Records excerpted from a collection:
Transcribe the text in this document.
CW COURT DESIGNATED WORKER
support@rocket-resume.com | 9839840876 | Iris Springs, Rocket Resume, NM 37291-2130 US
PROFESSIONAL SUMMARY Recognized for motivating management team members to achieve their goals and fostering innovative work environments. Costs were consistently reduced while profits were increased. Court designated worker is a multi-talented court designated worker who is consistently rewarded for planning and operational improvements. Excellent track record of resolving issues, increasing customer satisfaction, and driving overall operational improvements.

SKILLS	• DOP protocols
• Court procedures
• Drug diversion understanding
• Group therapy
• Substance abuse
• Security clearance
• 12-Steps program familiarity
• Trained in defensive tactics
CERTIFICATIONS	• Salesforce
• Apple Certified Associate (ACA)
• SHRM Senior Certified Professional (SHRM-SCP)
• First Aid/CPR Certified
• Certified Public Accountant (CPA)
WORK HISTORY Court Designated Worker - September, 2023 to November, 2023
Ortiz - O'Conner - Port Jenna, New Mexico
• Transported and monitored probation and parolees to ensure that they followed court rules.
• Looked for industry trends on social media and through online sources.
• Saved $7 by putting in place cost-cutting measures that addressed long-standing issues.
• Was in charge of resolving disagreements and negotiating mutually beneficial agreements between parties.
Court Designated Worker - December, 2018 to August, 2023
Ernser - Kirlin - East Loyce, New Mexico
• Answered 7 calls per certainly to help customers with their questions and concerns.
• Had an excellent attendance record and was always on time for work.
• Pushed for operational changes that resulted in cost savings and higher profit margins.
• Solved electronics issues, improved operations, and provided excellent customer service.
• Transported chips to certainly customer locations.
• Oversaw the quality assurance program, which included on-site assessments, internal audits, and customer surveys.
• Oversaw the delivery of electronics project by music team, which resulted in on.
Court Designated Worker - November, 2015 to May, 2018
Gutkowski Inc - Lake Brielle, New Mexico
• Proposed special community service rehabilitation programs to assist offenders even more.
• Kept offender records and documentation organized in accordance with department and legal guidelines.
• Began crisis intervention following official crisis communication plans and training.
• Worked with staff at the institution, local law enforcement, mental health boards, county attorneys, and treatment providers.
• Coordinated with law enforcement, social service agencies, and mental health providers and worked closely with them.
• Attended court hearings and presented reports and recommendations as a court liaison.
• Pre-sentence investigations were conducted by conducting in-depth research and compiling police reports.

Task prompt: Copy down the whole of the data above, matching it exactly.

Response below:
Transcribe the text in this document.
CW COURT DESIGNATED WORKER
support@rocket-resume.com | 9839840876 | Iris Springs, Rocket Resume, NM 37291-2130 US
PROFESSIONAL SUMMARY Recognized for motivating management team members to achieve their goals and fostering innovative work environments. Costs were consistently reduced while profits were increased. Court designated worker is a multi-talented court designated worker who is consistently rewarded for planning and operational improvements. Excellent track record of resolving issues, increasing customer satisfaction, and driving overall operational improvements.

SKILLS	• DOP protocols
• Court procedures
• Drug diversion understanding
• Group therapy
• Substance abuse
• Security clearance
• 12-Steps program familiarity
• Trained in defensive tactics
CERTIFICATIONS	• Salesforce
• Apple Certified Associate (ACA)
• SHRM Senior Certified Professional (SHRM-SCP)
• First Aid/CPR Certified
• Certified Public Accountant (CPA)
WORK HISTORY Court Designated Worker - September, 2023 to November, 2023
Ortiz - O'Conner - Port Jenna, New Mexico
• Transported and monitored probation and parolees to ensure that they followed court rules.
• Looked for industry trends on social media and through online sources.
• Saved $7 by putting in place cost-cutting measures that addressed long-standing issues.
• Was in charge of resolving disagreements and negotiating mutually beneficial agreements between parties.
Court Designated Worker - December, 2018 to August, 2023
Ernser - Kirlin - East Loyce, New Mexico
• Answered 7 calls per certainly to help customers with their questions and concerns.
• Had an excellent attendance record and was always on time for work.
• Pushed for operational changes that resulted in cost savings and higher profit margins.
• Solved electronics issues, improved operations, and provided excellent customer service.
• Transported chips to certainly customer locations.
• Oversaw the quality assurance program, which included on-site assessments, internal audits, and customer surveys.
• Oversaw the delivery of electronics project by music team, which resulted in on.
Court Designated Worker - November, 2015 to May, 2018
Gutkowski Inc - Lake Brielle, New Mexico
• Proposed special community service rehabilitation programs to assist offenders even more.
• Kept offender records and documentation organized in accordance with department and legal guidelines.
• Began crisis intervention following official crisis communication plans and training.
• Worked with staff at the institution, local law enforcement, mental health boards, county attorneys, and treatment providers.
• Coordinated with law enforcement, social service agencies, and mental health providers and worked closely with them.
• Attended court hearings and presented reports and recommendations as a court liaison.
• Pre-sentence investigations were conducted by conducting in-depth research and compiling police reports.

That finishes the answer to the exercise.